Stored data:
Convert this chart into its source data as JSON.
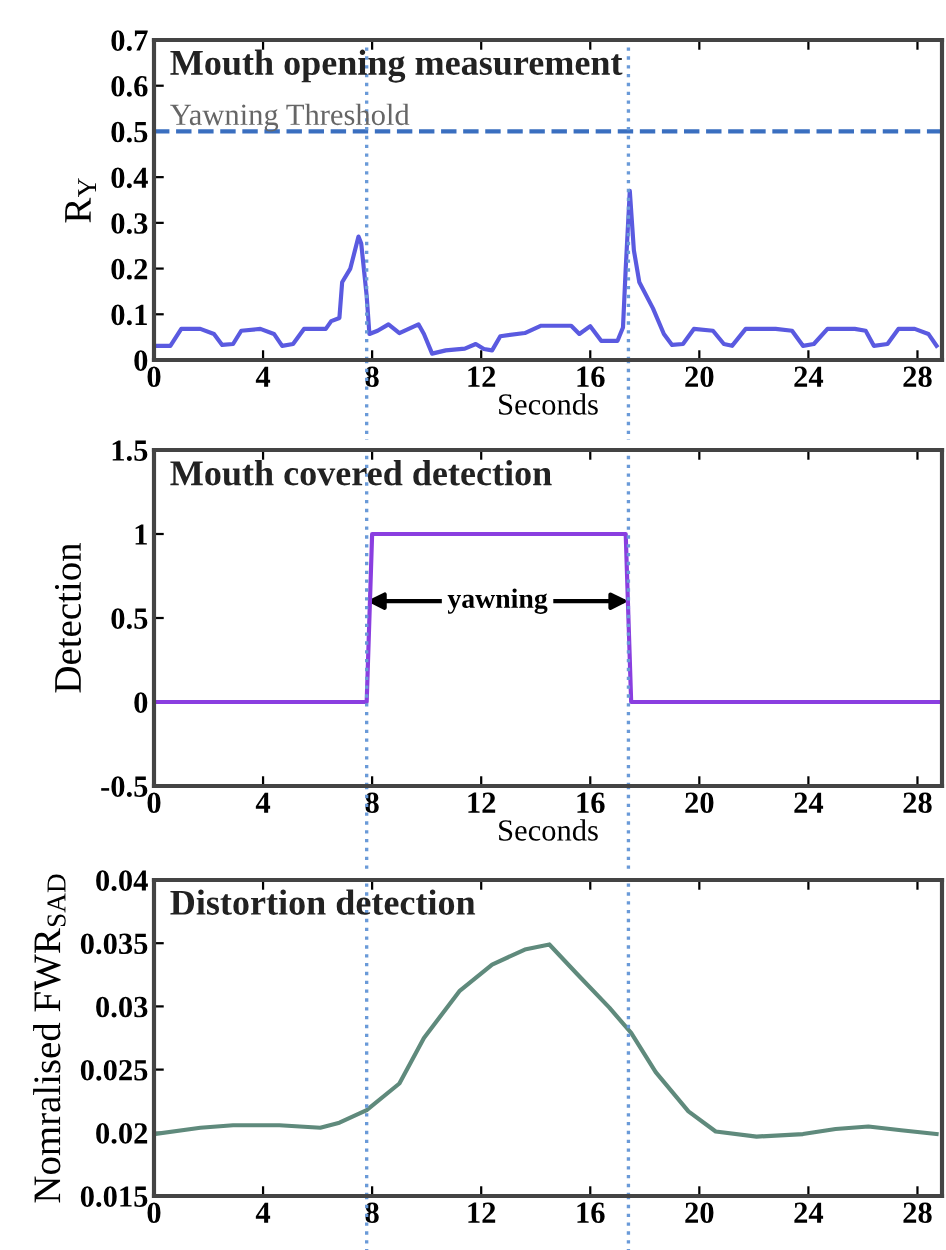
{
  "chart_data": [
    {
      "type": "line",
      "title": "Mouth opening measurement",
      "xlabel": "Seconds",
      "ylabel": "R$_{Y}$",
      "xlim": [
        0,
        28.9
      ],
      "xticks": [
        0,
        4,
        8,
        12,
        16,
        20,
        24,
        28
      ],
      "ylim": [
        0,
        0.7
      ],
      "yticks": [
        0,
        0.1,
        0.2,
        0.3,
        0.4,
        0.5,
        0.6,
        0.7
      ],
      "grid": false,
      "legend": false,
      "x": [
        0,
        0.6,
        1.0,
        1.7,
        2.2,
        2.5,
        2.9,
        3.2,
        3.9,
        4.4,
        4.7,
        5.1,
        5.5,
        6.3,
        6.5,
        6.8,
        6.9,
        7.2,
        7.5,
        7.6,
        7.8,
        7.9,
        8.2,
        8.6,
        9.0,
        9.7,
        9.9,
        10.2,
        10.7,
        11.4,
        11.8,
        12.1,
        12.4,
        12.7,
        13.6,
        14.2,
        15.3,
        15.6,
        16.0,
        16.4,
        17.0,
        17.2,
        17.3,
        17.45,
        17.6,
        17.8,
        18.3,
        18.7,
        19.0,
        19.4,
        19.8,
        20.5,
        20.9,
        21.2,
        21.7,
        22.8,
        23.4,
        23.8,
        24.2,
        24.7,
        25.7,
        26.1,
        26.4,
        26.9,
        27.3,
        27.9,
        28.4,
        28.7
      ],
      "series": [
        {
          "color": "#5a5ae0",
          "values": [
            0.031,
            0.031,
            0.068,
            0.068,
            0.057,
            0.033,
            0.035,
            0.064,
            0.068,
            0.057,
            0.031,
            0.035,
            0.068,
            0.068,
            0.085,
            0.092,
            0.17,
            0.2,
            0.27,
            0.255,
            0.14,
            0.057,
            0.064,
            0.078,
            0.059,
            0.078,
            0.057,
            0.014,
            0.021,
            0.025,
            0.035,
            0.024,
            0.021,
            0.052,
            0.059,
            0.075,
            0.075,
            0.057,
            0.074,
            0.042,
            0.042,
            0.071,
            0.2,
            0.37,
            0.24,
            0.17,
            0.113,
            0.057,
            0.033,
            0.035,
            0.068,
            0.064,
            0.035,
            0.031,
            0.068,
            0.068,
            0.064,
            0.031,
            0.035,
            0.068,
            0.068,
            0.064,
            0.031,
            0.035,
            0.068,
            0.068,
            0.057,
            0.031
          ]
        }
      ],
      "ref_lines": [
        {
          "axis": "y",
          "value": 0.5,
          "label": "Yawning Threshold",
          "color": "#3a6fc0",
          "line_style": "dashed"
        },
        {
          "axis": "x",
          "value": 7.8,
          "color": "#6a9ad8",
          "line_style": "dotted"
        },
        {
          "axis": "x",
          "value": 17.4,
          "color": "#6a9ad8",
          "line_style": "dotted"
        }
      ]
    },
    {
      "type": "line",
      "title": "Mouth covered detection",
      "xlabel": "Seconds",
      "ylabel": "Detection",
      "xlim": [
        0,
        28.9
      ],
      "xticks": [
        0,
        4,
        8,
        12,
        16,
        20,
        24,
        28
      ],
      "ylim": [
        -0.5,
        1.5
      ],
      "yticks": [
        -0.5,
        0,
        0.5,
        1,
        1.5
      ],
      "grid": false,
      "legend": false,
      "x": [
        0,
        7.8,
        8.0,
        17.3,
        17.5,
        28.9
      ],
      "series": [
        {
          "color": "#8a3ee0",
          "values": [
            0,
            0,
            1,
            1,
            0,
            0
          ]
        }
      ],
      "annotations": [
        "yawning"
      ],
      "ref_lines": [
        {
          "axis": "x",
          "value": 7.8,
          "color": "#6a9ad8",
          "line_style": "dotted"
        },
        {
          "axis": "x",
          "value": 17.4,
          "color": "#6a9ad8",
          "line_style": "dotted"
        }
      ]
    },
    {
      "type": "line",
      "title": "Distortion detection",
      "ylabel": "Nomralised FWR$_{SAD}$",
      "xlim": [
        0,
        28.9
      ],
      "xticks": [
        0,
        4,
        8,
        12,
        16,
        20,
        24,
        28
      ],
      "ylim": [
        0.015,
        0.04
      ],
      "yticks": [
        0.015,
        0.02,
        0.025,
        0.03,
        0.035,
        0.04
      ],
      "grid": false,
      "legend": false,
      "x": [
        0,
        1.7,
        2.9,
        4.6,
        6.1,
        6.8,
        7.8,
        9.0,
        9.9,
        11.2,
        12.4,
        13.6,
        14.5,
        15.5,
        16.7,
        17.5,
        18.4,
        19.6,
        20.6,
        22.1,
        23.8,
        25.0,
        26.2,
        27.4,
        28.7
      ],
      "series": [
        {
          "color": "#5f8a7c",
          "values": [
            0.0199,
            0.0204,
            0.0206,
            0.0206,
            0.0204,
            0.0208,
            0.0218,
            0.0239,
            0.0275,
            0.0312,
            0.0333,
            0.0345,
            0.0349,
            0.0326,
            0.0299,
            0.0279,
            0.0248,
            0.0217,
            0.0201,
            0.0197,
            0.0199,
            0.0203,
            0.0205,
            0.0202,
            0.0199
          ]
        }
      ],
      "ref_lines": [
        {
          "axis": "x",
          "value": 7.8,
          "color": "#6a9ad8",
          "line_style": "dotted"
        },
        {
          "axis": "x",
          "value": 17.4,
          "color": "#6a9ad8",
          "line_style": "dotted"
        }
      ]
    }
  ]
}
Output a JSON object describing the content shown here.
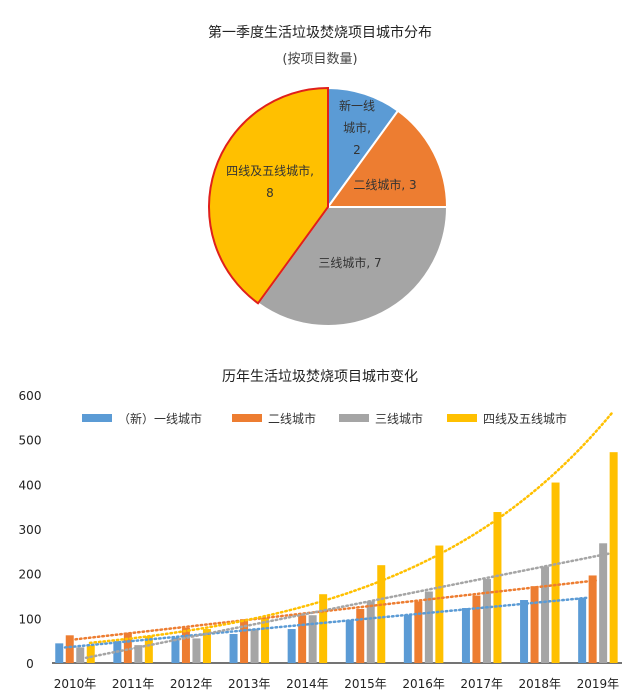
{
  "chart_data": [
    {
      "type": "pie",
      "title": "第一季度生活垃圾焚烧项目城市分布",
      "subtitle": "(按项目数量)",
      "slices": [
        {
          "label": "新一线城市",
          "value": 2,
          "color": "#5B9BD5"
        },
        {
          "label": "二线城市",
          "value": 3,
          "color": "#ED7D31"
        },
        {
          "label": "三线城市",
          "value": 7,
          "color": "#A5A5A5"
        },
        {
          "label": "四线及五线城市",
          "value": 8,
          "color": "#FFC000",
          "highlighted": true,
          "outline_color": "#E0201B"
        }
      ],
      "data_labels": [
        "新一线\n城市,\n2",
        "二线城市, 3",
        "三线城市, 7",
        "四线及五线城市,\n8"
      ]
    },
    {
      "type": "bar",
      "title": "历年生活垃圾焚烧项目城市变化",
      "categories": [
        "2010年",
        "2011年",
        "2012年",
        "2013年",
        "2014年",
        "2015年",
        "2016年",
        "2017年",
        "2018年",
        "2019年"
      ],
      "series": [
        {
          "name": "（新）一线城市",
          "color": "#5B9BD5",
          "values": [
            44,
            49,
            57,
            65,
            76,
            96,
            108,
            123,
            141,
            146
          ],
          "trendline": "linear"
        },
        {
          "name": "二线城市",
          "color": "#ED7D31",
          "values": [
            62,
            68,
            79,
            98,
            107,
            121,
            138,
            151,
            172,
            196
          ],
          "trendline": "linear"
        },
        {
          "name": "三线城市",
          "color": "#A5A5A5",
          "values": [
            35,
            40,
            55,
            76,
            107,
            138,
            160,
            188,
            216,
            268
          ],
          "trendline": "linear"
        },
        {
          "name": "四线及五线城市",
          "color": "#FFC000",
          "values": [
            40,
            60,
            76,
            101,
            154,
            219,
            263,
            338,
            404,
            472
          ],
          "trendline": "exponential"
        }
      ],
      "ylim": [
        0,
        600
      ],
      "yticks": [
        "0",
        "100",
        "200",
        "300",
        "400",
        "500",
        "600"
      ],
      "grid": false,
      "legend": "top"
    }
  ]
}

(Requirement): Print the complete listing exactly, apart from any pictures.

(Written answer):
Convert this chart into its source data as JSON.
{
  "chart_data": [
    {
      "type": "line",
      "title": "Mouth opening measurement",
      "xlabel": "Seconds",
      "ylabel": "R$_{Y}$",
      "xlim": [
        0,
        28.9
      ],
      "xticks": [
        0,
        4,
        8,
        12,
        16,
        20,
        24,
        28
      ],
      "ylim": [
        0,
        0.7
      ],
      "yticks": [
        0,
        0.1,
        0.2,
        0.3,
        0.4,
        0.5,
        0.6,
        0.7
      ],
      "grid": false,
      "legend": false,
      "x": [
        0,
        0.6,
        1.0,
        1.7,
        2.2,
        2.5,
        2.9,
        3.2,
        3.9,
        4.4,
        4.7,
        5.1,
        5.5,
        6.3,
        6.5,
        6.8,
        6.9,
        7.2,
        7.5,
        7.6,
        7.8,
        7.9,
        8.2,
        8.6,
        9.0,
        9.7,
        9.9,
        10.2,
        10.7,
        11.4,
        11.8,
        12.1,
        12.4,
        12.7,
        13.6,
        14.2,
        15.3,
        15.6,
        16.0,
        16.4,
        17.0,
        17.2,
        17.3,
        17.45,
        17.6,
        17.8,
        18.3,
        18.7,
        19.0,
        19.4,
        19.8,
        20.5,
        20.9,
        21.2,
        21.7,
        22.8,
        23.4,
        23.8,
        24.2,
        24.7,
        25.7,
        26.1,
        26.4,
        26.9,
        27.3,
        27.9,
        28.4,
        28.7
      ],
      "series": [
        {
          "color": "#5a5ae0",
          "values": [
            0.031,
            0.031,
            0.068,
            0.068,
            0.057,
            0.033,
            0.035,
            0.064,
            0.068,
            0.057,
            0.031,
            0.035,
            0.068,
            0.068,
            0.085,
            0.092,
            0.17,
            0.2,
            0.27,
            0.255,
            0.14,
            0.057,
            0.064,
            0.078,
            0.059,
            0.078,
            0.057,
            0.014,
            0.021,
            0.025,
            0.035,
            0.024,
            0.021,
            0.052,
            0.059,
            0.075,
            0.075,
            0.057,
            0.074,
            0.042,
            0.042,
            0.071,
            0.2,
            0.37,
            0.24,
            0.17,
            0.113,
            0.057,
            0.033,
            0.035,
            0.068,
            0.064,
            0.035,
            0.031,
            0.068,
            0.068,
            0.064,
            0.031,
            0.035,
            0.068,
            0.068,
            0.064,
            0.031,
            0.035,
            0.068,
            0.068,
            0.057,
            0.031
          ]
        }
      ],
      "ref_lines": [
        {
          "axis": "y",
          "value": 0.5,
          "label": "Yawning Threshold",
          "color": "#3a6fc0",
          "line_style": "dashed"
        },
        {
          "axis": "x",
          "value": 7.8,
          "color": "#6a9ad8",
          "line_style": "dotted"
        },
        {
          "axis": "x",
          "value": 17.4,
          "color": "#6a9ad8",
          "line_style": "dotted"
        }
      ]
    },
    {
      "type": "line",
      "title": "Mouth covered detection",
      "xlabel": "Seconds",
      "ylabel": "Detection",
      "xlim": [
        0,
        28.9
      ],
      "xticks": [
        0,
        4,
        8,
        12,
        16,
        20,
        24,
        28
      ],
      "ylim": [
        -0.5,
        1.5
      ],
      "yticks": [
        -0.5,
        0,
        0.5,
        1,
        1.5
      ],
      "grid": false,
      "legend": false,
      "x": [
        0,
        7.8,
        8.0,
        17.3,
        17.5,
        28.9
      ],
      "series": [
        {
          "color": "#8a3ee0",
          "values": [
            0,
            0,
            1,
            1,
            0,
            0
          ]
        }
      ],
      "annotations": [
        "yawning"
      ],
      "ref_lines": [
        {
          "axis": "x",
          "value": 7.8,
          "color": "#6a9ad8",
          "line_style": "dotted"
        },
        {
          "axis": "x",
          "value": 17.4,
          "color": "#6a9ad8",
          "line_style": "dotted"
        }
      ]
    },
    {
      "type": "line",
      "title": "Distortion detection",
      "ylabel": "Nomralised FWR$_{SAD}$",
      "xlim": [
        0,
        28.9
      ],
      "xticks": [
        0,
        4,
        8,
        12,
        16,
        20,
        24,
        28
      ],
      "ylim": [
        0.015,
        0.04
      ],
      "yticks": [
        0.015,
        0.02,
        0.025,
        0.03,
        0.035,
        0.04
      ],
      "grid": false,
      "legend": false,
      "x": [
        0,
        1.7,
        2.9,
        4.6,
        6.1,
        6.8,
        7.8,
        9.0,
        9.9,
        11.2,
        12.4,
        13.6,
        14.5,
        15.5,
        16.7,
        17.5,
        18.4,
        19.6,
        20.6,
        22.1,
        23.8,
        25.0,
        26.2,
        27.4,
        28.7
      ],
      "series": [
        {
          "color": "#5f8a7c",
          "values": [
            0.0199,
            0.0204,
            0.0206,
            0.0206,
            0.0204,
            0.0208,
            0.0218,
            0.0239,
            0.0275,
            0.0312,
            0.0333,
            0.0345,
            0.0349,
            0.0326,
            0.0299,
            0.0279,
            0.0248,
            0.0217,
            0.0201,
            0.0197,
            0.0199,
            0.0203,
            0.0205,
            0.0202,
            0.0199
          ]
        }
      ],
      "ref_lines": [
        {
          "axis": "x",
          "value": 7.8,
          "color": "#6a9ad8",
          "line_style": "dotted"
        },
        {
          "axis": "x",
          "value": 17.4,
          "color": "#6a9ad8",
          "line_style": "dotted"
        }
      ]
    }
  ]
}
Output a JSON object describing the content shown here.
{
  "chart_data": [
    {
      "type": "pie",
      "title": "第一季度生活垃圾焚烧项目城市分布",
      "subtitle": "(按项目数量)",
      "slices": [
        {
          "label": "新一线城市",
          "value": 2,
          "color": "#5B9BD5"
        },
        {
          "label": "二线城市",
          "value": 3,
          "color": "#ED7D31"
        },
        {
          "label": "三线城市",
          "value": 7,
          "color": "#A5A5A5"
        },
        {
          "label": "四线及五线城市",
          "value": 8,
          "color": "#FFC000",
          "highlighted": true,
          "outline_color": "#E0201B"
        }
      ],
      "data_labels": [
        "新一线\n城市,\n2",
        "二线城市, 3",
        "三线城市, 7",
        "四线及五线城市,\n8"
      ]
    },
    {
      "type": "bar",
      "title": "历年生活垃圾焚烧项目城市变化",
      "categories": [
        "2010年",
        "2011年",
        "2012年",
        "2013年",
        "2014年",
        "2015年",
        "2016年",
        "2017年",
        "2018年",
        "2019年"
      ],
      "series": [
        {
          "name": "（新）一线城市",
          "color": "#5B9BD5",
          "values": [
            44,
            49,
            57,
            65,
            76,
            96,
            108,
            123,
            141,
            146
          ],
          "trendline": "linear"
        },
        {
          "name": "二线城市",
          "color": "#ED7D31",
          "values": [
            62,
            68,
            79,
            98,
            107,
            121,
            138,
            151,
            172,
            196
          ],
          "trendline": "linear"
        },
        {
          "name": "三线城市",
          "color": "#A5A5A5",
          "values": [
            35,
            40,
            55,
            76,
            107,
            138,
            160,
            188,
            216,
            268
          ],
          "trendline": "linear"
        },
        {
          "name": "四线及五线城市",
          "color": "#FFC000",
          "values": [
            40,
            60,
            76,
            101,
            154,
            219,
            263,
            338,
            404,
            472
          ],
          "trendline": "exponential"
        }
      ],
      "ylim": [
        0,
        600
      ],
      "yticks": [
        "0",
        "100",
        "200",
        "300",
        "400",
        "500",
        "600"
      ],
      "grid": false,
      "legend": "top"
    }
  ]
}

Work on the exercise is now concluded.